Problem:
Print every entry below again, verbatim.

***** Dataset records *****

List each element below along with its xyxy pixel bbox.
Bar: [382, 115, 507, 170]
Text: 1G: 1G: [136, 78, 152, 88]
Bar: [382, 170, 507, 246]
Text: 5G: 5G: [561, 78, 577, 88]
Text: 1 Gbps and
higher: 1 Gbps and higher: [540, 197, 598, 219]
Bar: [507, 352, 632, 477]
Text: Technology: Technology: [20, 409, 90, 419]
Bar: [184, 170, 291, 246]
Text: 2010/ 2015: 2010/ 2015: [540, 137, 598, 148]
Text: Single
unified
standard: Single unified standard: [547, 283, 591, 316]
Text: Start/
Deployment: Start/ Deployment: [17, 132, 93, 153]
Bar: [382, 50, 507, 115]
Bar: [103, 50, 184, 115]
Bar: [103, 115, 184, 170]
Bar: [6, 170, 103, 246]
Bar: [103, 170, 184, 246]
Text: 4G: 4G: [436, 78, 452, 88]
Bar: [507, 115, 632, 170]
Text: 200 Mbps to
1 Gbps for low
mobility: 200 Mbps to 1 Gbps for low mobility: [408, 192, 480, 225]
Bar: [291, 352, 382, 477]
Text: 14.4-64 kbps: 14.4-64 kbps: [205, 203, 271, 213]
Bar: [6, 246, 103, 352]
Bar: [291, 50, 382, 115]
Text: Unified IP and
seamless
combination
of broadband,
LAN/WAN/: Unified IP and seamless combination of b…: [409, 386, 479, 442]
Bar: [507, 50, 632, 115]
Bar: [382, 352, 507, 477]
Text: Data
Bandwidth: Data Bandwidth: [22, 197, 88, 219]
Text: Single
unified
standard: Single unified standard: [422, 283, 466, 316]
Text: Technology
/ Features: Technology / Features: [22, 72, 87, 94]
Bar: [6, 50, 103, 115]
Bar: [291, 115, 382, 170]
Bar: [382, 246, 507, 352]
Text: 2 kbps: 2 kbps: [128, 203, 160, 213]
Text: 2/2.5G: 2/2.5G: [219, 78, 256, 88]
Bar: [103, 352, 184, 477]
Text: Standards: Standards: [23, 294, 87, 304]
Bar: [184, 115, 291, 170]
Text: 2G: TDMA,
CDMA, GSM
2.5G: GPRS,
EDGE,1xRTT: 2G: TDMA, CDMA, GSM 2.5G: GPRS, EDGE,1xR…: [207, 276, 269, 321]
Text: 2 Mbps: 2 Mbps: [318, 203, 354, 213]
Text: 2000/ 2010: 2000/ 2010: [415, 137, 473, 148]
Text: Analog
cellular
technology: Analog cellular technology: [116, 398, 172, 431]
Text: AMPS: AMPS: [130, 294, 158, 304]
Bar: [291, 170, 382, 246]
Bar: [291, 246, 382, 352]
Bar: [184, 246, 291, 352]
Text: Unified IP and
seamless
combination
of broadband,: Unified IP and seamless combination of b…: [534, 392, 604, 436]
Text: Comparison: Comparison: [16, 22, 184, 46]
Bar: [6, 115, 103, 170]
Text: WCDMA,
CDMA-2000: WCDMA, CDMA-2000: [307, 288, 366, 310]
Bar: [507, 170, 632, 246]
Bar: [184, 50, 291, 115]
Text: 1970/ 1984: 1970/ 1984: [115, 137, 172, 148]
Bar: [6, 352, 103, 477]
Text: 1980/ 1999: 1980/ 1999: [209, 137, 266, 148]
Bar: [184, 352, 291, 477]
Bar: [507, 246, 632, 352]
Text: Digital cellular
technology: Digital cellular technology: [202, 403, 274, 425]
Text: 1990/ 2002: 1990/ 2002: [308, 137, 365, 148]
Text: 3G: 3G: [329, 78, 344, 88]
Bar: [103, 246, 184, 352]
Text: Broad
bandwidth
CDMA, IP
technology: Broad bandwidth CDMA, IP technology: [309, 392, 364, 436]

*****

Task response:
List each element below along with its xyxy pixel bbox.
Bar: [382, 115, 507, 170]
Text: 1G: 1G: [136, 78, 152, 88]
Bar: [382, 170, 507, 246]
Text: 5G: 5G: [561, 78, 577, 88]
Text: 1 Gbps and
higher: 1 Gbps and higher: [540, 197, 598, 219]
Bar: [507, 352, 632, 477]
Text: Technology: Technology: [20, 409, 90, 419]
Bar: [184, 170, 291, 246]
Text: 2010/ 2015: 2010/ 2015: [540, 137, 598, 148]
Text: Single
unified
standard: Single unified standard: [547, 283, 591, 316]
Text: Start/
Deployment: Start/ Deployment: [17, 132, 93, 153]
Bar: [382, 50, 507, 115]
Bar: [103, 50, 184, 115]
Bar: [103, 115, 184, 170]
Bar: [6, 170, 103, 246]
Bar: [103, 170, 184, 246]
Text: 4G: 4G: [436, 78, 452, 88]
Bar: [507, 115, 632, 170]
Text: 200 Mbps to
1 Gbps for low
mobility: 200 Mbps to 1 Gbps for low mobility: [408, 192, 480, 225]
Bar: [291, 352, 382, 477]
Text: 14.4-64 kbps: 14.4-64 kbps: [205, 203, 271, 213]
Bar: [6, 246, 103, 352]
Bar: [291, 50, 382, 115]
Text: Unified IP and
seamless
combination
of broadband,
LAN/WAN/: Unified IP and seamless combination of b…: [409, 386, 479, 442]
Bar: [507, 50, 632, 115]
Bar: [382, 352, 507, 477]
Text: Data
Bandwidth: Data Bandwidth: [22, 197, 88, 219]
Text: Single
unified
standard: Single unified standard: [422, 283, 466, 316]
Text: Technology
/ Features: Technology / Features: [22, 72, 87, 94]
Bar: [6, 50, 103, 115]
Bar: [291, 115, 382, 170]
Bar: [382, 246, 507, 352]
Text: 2 kbps: 2 kbps: [128, 203, 160, 213]
Text: 2/2.5G: 2/2.5G: [219, 78, 256, 88]
Bar: [103, 352, 184, 477]
Text: Standards: Standards: [23, 294, 87, 304]
Bar: [184, 115, 291, 170]
Text: 2G: TDMA,
CDMA, GSM
2.5G: GPRS,
EDGE,1xRTT: 2G: TDMA, CDMA, GSM 2.5G: GPRS, EDGE,1xR…: [207, 276, 269, 321]
Text: 2 Mbps: 2 Mbps: [318, 203, 354, 213]
Text: 2000/ 2010: 2000/ 2010: [415, 137, 473, 148]
Text: Analog
cellular
technology: Analog cellular technology: [116, 398, 172, 431]
Text: AMPS: AMPS: [130, 294, 158, 304]
Bar: [291, 170, 382, 246]
Bar: [291, 246, 382, 352]
Bar: [184, 246, 291, 352]
Text: Unified IP and
seamless
combination
of broadband,: Unified IP and seamless combination of b…: [534, 392, 604, 436]
Text: Comparison: Comparison: [16, 22, 184, 46]
Bar: [6, 115, 103, 170]
Text: WCDMA,
CDMA-2000: WCDMA, CDMA-2000: [307, 288, 366, 310]
Bar: [507, 170, 632, 246]
Bar: [184, 50, 291, 115]
Text: 1970/ 1984: 1970/ 1984: [115, 137, 172, 148]
Bar: [6, 352, 103, 477]
Text: 1980/ 1999: 1980/ 1999: [209, 137, 266, 148]
Bar: [184, 352, 291, 477]
Bar: [507, 246, 632, 352]
Text: Digital cellular
technology: Digital cellular technology: [202, 403, 274, 425]
Text: 1990/ 2002: 1990/ 2002: [308, 137, 365, 148]
Text: 3G: 3G: [329, 78, 344, 88]
Bar: [103, 246, 184, 352]
Text: Broad
bandwidth
CDMA, IP
technology: Broad bandwidth CDMA, IP technology: [309, 392, 364, 436]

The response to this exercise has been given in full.